§ **Aim of the exercise**
Find the word "from" in the records below. List each line containing it.

━━━━━━━━━━━━━━━━━━━━━━━━━━━━━━

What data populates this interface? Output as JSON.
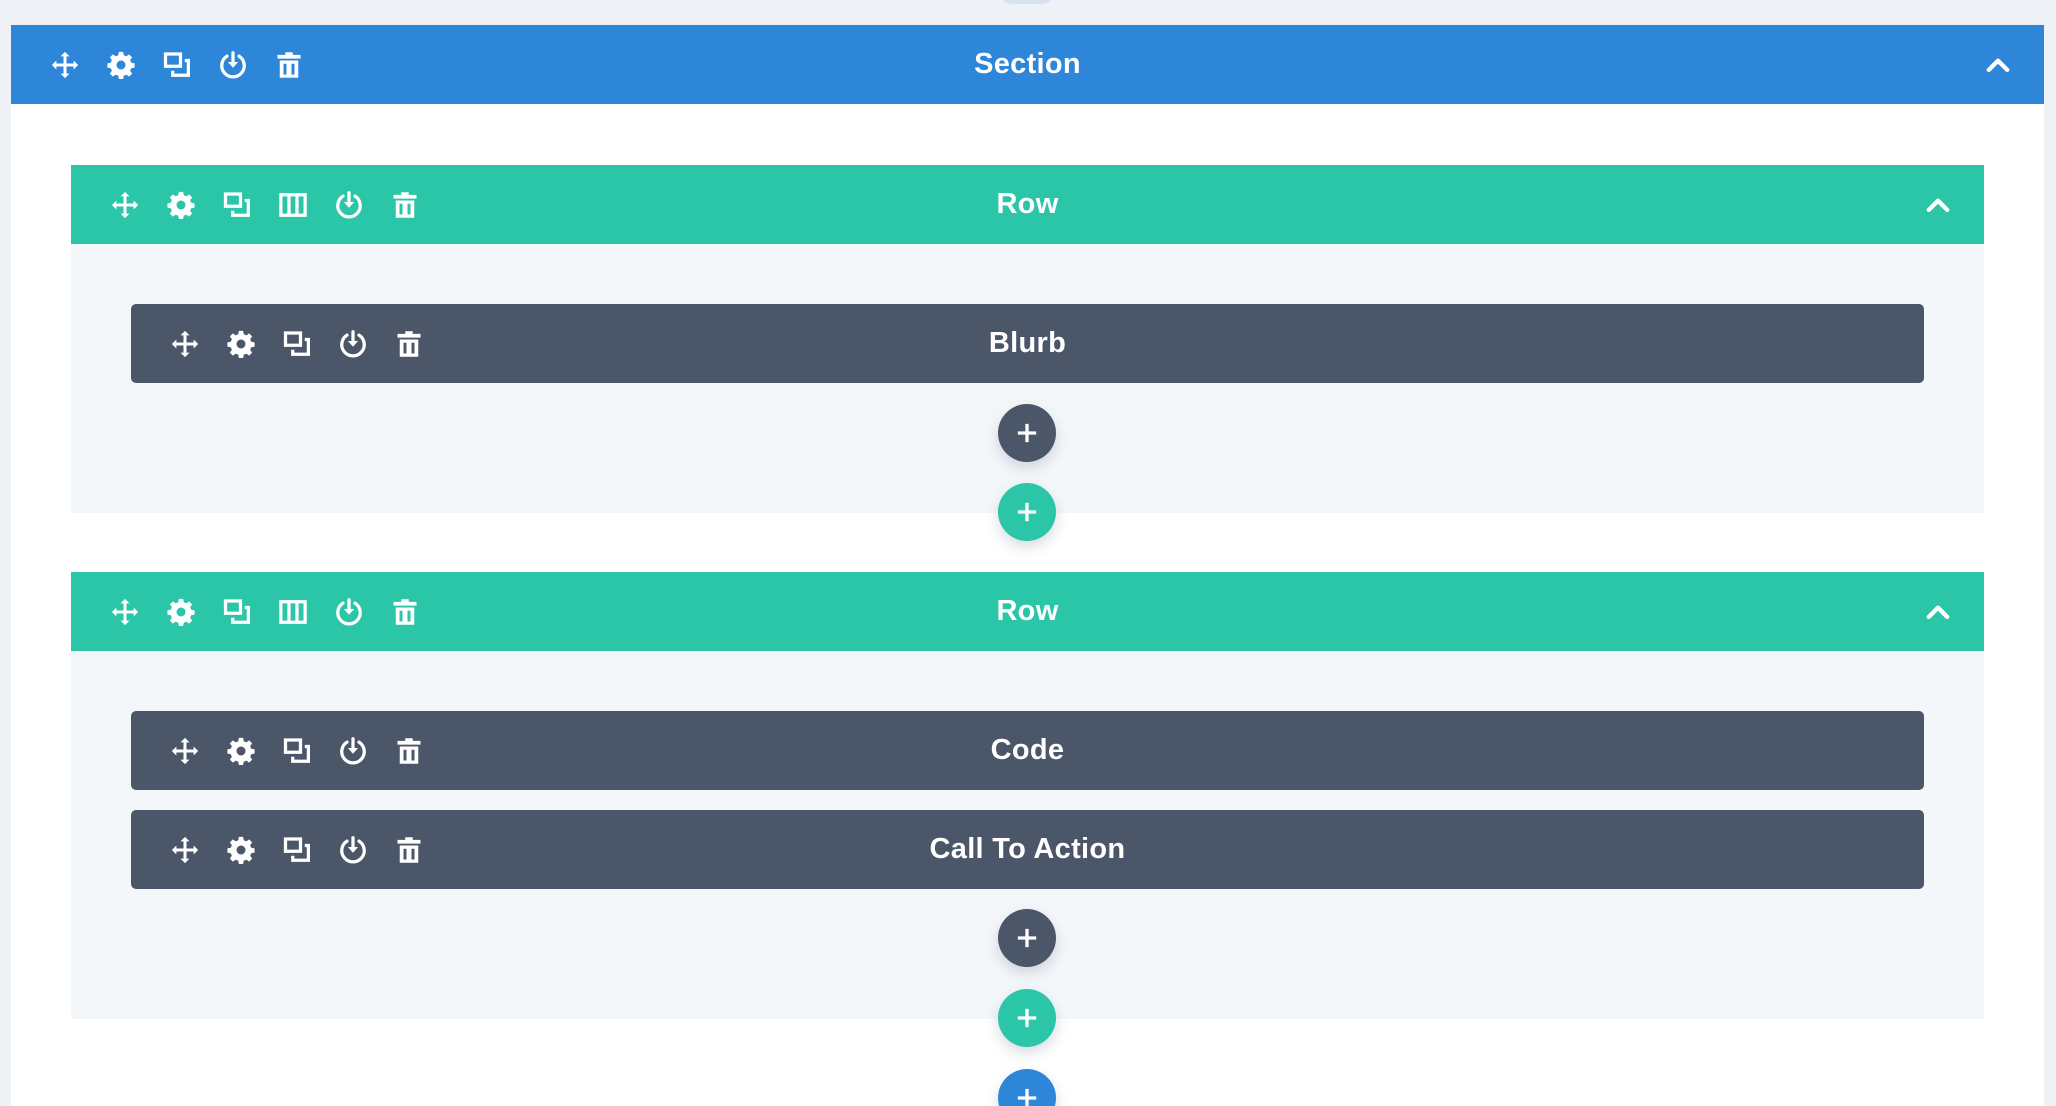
{
  "colors": {
    "section": "#2e86d9",
    "row": "#2bc5a8",
    "module": "#4b5769",
    "canvas": "#eef1f6",
    "row_body": "#f4f7fa"
  },
  "section": {
    "title": "Section",
    "toolbar_icons": [
      "move-icon",
      "gear-icon",
      "duplicate-icon",
      "save-icon",
      "trash-icon"
    ],
    "collapse_icon": "chevron-up-icon"
  },
  "rows": [
    {
      "title": "Row",
      "toolbar_icons": [
        "move-icon",
        "gear-icon",
        "duplicate-icon",
        "columns-icon",
        "save-icon",
        "trash-icon"
      ],
      "collapse_icon": "chevron-up-icon",
      "modules": [
        {
          "title": "Blurb"
        }
      ]
    },
    {
      "title": "Row",
      "toolbar_icons": [
        "move-icon",
        "gear-icon",
        "duplicate-icon",
        "columns-icon",
        "save-icon",
        "trash-icon"
      ],
      "collapse_icon": "chevron-up-icon",
      "modules": [
        {
          "title": "Code"
        },
        {
          "title": "Call To Action"
        }
      ]
    }
  ],
  "module_toolbar_icons": [
    "move-icon",
    "gear-icon",
    "duplicate-icon",
    "save-icon",
    "trash-icon"
  ],
  "add_buttons": [
    "add-module-button",
    "add-row-button",
    "add-section-button"
  ]
}
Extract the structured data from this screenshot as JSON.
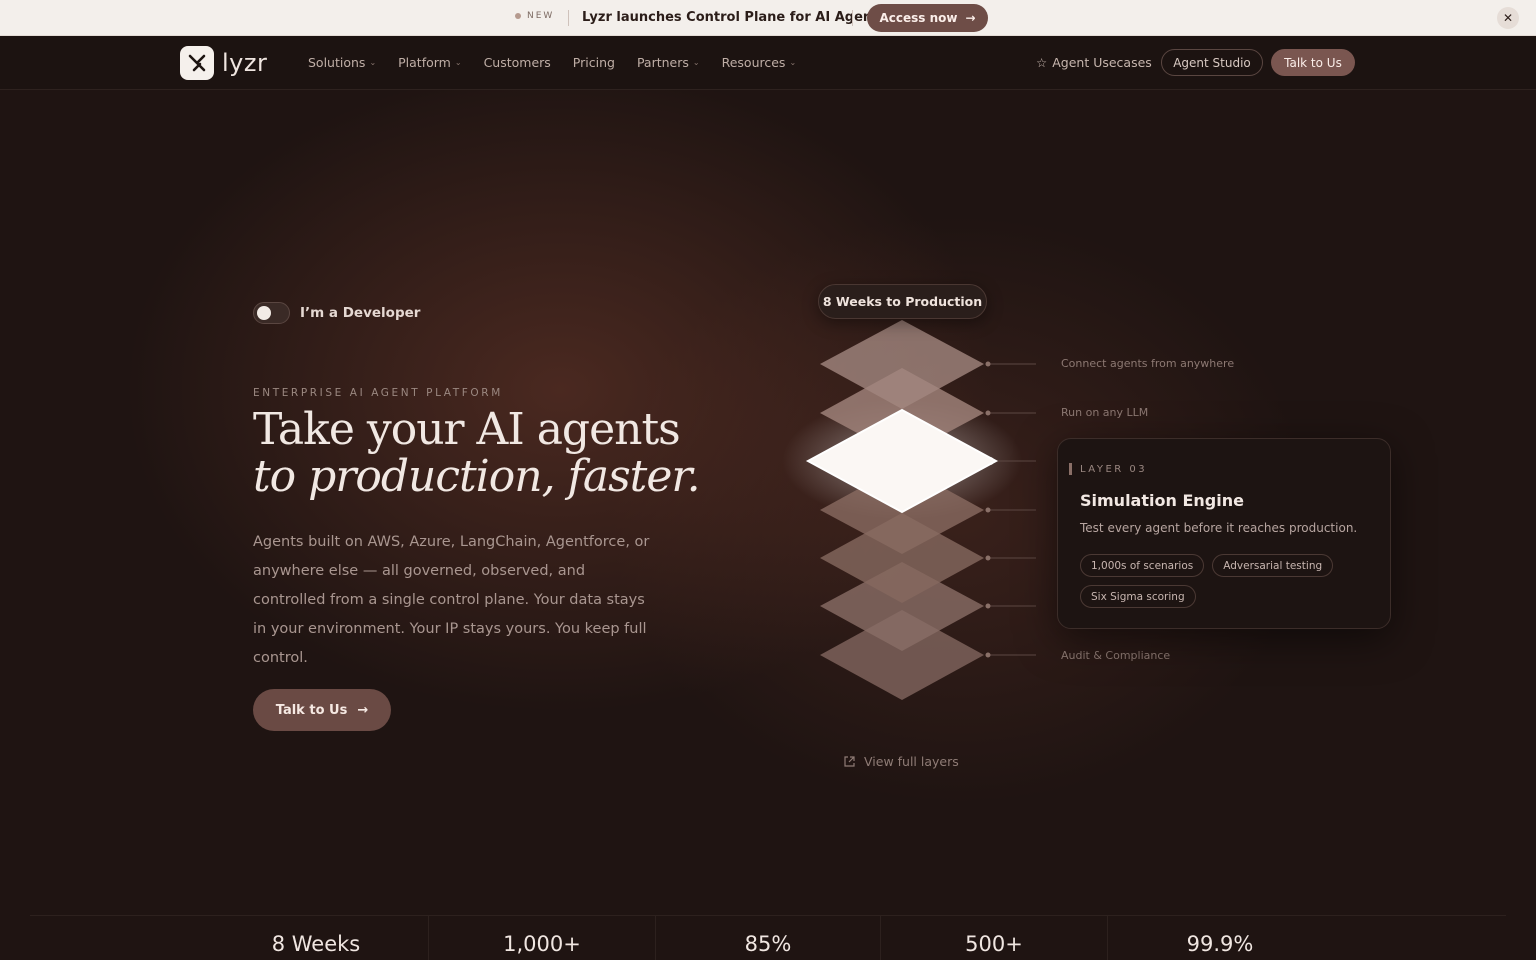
{
  "announcement": {
    "badge": "NEW",
    "message": "Lyzr launches Control Plane for AI Agents",
    "cta": "Access now",
    "cta_arrow": "→",
    "close": "✕"
  },
  "nav": {
    "logo_text": "lyzr",
    "items": [
      {
        "label": "Solutions",
        "has_menu": true
      },
      {
        "label": "Platform",
        "has_menu": true
      },
      {
        "label": "Customers",
        "has_menu": false
      },
      {
        "label": "Pricing",
        "has_menu": false
      },
      {
        "label": "Partners",
        "has_menu": true
      },
      {
        "label": "Resources",
        "has_menu": true
      }
    ],
    "usecases": "Agent Usecases",
    "studio": "Agent Studio",
    "talk": "Talk to Us"
  },
  "hero": {
    "toggle_label": "I’m a Developer",
    "eyebrow": "ENTERPRISE AI AGENT PLATFORM",
    "headline_1": "Take your AI agents",
    "headline_2": "to production, faster.",
    "description": "Agents built on AWS, Azure, LangChain, Agentforce, or anywhere else — all governed, observed, and controlled from a single control plane. Your data stays in your environment. Your IP stays yours. You keep full control.",
    "cta": "Talk to Us",
    "cta_arrow": "→"
  },
  "stack": {
    "pill": "8 Weeks to Production",
    "labels": {
      "connect": "Connect agents from anywhere",
      "llm": "Run on any LLM",
      "audit": "Audit & Compliance"
    },
    "active_card": {
      "kicker": "LAYER 03",
      "title": "Simulation Engine",
      "text": "Test every agent before it reaches production.",
      "chips": [
        "1,000s of scenarios",
        "Adversarial testing",
        "Six Sigma scoring"
      ]
    },
    "view_full": "View full layers"
  },
  "stats": [
    "8 Weeks",
    "1,000+",
    "85%",
    "500+",
    "99.9%"
  ],
  "colors": {
    "background": "#1f1412",
    "accent": "#6e4d47",
    "announcement_bg": "#f3efeb"
  }
}
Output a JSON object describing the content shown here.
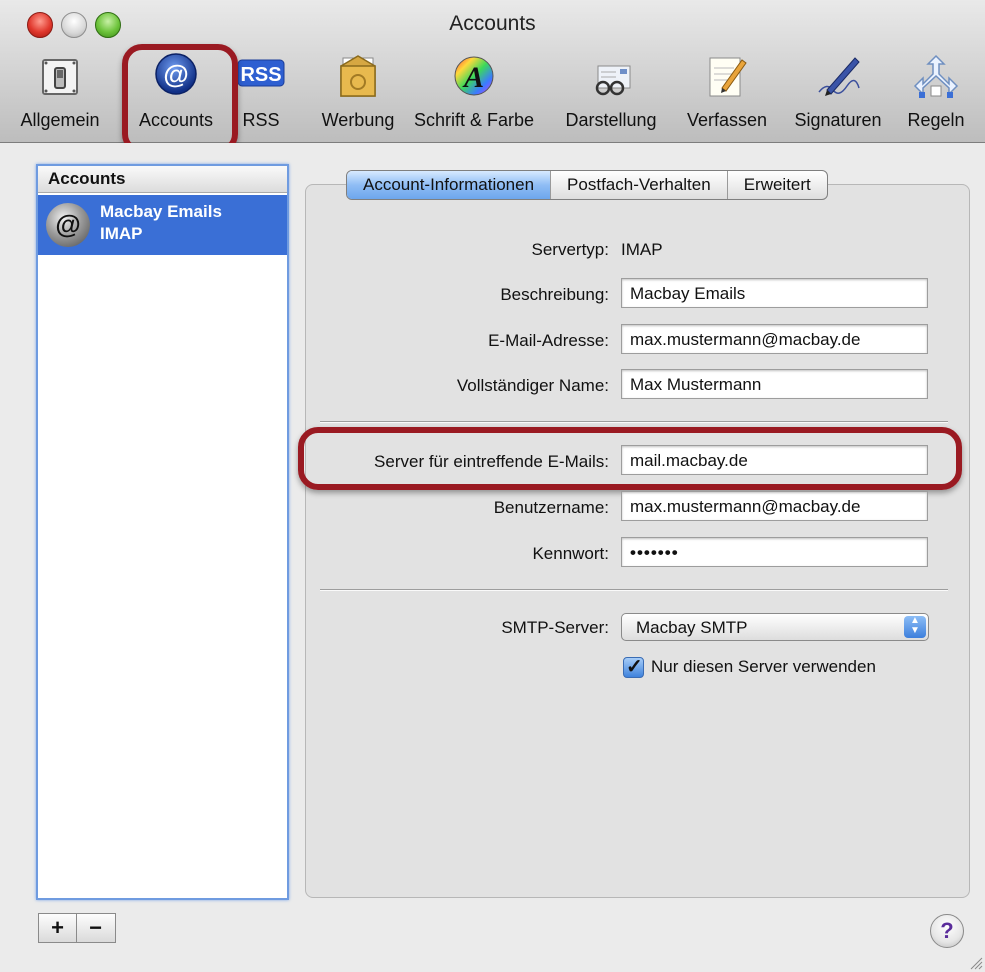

━━━━━━━━━━━━━━━━━━━━━━━━━━━━━━

§ **Exercise result**
Extract the structured data from this screenshot as JSON.
    "description": "Agents built on AWS, Azure, LangChain, Agentforce, or anywhere else — all governed, observed, and controlled from a single control plane. Your data stays in your environment. Your IP stays yours. You keep full control.",
      "connect": "Connect agents from anywhere",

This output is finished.